* _Stated task_
Find and return each line containing "sigh".

* _Dataset excerpts_
-- START --
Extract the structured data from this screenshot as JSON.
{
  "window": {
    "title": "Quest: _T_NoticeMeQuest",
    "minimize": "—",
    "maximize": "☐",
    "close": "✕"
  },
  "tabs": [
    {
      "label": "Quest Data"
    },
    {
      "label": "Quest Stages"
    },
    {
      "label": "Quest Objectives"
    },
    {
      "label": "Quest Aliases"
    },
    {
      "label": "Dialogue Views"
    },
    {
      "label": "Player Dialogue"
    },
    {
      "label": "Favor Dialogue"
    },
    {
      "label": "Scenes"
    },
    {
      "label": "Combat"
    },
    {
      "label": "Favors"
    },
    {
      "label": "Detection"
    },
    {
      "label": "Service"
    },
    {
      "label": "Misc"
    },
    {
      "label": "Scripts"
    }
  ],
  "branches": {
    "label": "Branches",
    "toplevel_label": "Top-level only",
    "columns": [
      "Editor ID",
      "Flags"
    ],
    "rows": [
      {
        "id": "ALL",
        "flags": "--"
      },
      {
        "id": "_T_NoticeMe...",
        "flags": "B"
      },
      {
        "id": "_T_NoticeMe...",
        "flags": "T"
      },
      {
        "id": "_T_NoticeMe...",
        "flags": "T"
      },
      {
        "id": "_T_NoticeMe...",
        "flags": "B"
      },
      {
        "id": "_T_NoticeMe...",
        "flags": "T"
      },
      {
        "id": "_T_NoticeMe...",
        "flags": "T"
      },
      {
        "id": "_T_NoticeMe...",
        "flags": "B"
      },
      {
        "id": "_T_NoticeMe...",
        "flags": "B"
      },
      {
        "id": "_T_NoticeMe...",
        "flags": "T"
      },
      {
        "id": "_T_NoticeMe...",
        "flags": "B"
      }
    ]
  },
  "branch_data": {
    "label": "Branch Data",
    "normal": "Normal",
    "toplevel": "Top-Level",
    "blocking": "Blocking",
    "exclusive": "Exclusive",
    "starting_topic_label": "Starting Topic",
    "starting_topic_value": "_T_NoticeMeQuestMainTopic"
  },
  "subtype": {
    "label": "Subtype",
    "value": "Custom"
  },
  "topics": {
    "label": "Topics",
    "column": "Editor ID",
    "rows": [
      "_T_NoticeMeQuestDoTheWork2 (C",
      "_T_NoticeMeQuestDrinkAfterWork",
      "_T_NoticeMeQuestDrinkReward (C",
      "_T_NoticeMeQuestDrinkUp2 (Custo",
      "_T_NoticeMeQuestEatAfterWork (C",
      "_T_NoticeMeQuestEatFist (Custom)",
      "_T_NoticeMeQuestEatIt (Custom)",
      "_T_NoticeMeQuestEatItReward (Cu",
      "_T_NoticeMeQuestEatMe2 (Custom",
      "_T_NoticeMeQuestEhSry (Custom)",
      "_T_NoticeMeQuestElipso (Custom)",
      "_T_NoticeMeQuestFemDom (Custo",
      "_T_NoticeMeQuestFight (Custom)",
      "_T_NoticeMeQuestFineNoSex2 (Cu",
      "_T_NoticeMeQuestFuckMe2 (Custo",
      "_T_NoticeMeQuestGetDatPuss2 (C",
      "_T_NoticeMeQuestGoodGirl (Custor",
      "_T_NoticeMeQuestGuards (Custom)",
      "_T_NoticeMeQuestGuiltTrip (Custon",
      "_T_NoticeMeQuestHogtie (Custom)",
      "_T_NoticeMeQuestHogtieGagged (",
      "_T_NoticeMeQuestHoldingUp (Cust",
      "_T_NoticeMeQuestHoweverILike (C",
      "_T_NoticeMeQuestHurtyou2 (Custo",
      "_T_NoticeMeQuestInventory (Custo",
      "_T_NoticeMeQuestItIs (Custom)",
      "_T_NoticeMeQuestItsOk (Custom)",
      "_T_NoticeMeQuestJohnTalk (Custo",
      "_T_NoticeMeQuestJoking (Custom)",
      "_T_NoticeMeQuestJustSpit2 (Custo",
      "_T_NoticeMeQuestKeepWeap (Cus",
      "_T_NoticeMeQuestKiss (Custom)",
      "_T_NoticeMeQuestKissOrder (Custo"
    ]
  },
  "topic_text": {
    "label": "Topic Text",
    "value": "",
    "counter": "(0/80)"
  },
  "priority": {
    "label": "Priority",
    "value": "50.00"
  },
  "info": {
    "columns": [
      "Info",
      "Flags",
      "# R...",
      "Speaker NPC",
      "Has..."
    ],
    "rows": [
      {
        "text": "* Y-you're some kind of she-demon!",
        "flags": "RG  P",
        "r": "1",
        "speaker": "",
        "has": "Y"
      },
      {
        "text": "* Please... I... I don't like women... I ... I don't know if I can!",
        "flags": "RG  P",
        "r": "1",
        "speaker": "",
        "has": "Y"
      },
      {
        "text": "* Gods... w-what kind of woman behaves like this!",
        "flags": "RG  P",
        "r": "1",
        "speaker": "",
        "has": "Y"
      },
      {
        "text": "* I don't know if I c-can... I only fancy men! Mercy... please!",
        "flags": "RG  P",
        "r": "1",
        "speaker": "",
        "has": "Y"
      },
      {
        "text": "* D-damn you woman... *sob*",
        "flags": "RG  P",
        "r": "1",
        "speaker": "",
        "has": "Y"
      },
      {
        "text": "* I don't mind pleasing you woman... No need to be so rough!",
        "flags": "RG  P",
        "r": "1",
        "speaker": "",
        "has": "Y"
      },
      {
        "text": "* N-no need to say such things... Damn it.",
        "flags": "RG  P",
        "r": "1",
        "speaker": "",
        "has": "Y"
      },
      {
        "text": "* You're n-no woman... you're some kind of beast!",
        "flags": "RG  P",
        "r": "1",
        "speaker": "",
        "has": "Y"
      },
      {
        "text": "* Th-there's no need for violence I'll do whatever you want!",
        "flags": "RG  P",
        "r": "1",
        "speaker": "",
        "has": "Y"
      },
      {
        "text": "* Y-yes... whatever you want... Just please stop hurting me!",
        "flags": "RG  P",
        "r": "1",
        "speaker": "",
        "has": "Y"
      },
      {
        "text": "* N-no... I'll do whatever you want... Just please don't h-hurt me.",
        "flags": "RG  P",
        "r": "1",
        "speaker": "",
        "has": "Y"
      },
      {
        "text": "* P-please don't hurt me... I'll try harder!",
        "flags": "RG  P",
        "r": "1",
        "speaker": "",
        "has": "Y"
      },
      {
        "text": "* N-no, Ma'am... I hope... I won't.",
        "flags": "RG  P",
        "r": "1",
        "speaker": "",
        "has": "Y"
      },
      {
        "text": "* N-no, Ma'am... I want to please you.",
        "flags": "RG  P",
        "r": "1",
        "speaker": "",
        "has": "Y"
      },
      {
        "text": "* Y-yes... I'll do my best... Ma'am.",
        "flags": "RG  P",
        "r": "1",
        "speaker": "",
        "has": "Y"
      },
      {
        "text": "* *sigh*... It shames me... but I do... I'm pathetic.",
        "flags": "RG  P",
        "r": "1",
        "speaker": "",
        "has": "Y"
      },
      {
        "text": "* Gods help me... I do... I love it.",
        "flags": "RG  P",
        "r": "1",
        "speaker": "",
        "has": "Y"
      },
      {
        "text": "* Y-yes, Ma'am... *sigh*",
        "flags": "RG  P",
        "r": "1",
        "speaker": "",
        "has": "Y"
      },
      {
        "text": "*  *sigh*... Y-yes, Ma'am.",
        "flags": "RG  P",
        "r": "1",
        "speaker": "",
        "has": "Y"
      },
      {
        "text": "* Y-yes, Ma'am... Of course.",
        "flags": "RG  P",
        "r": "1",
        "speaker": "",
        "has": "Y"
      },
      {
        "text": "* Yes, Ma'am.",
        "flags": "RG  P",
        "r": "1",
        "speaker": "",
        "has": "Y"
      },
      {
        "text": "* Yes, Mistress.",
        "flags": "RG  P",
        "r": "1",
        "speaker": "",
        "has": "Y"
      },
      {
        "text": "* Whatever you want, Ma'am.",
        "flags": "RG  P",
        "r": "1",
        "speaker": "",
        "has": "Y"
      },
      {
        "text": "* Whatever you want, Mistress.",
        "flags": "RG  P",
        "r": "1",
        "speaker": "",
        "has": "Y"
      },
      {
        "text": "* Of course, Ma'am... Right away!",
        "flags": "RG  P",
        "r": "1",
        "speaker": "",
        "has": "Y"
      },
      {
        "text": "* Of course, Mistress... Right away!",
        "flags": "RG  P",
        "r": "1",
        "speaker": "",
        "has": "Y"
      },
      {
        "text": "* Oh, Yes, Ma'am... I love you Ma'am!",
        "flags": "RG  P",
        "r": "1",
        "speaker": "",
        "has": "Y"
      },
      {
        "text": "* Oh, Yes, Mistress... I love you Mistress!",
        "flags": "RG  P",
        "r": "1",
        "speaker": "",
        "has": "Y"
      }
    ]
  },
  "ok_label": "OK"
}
-- END --
* _Answer below_
        "text": "* *sigh*... It shames me... but I do... I'm pathetic.",
        "text": "* Y-yes, Ma'am... *sigh*",
        "text": "*  *sigh*... Y-yes, Ma'am.",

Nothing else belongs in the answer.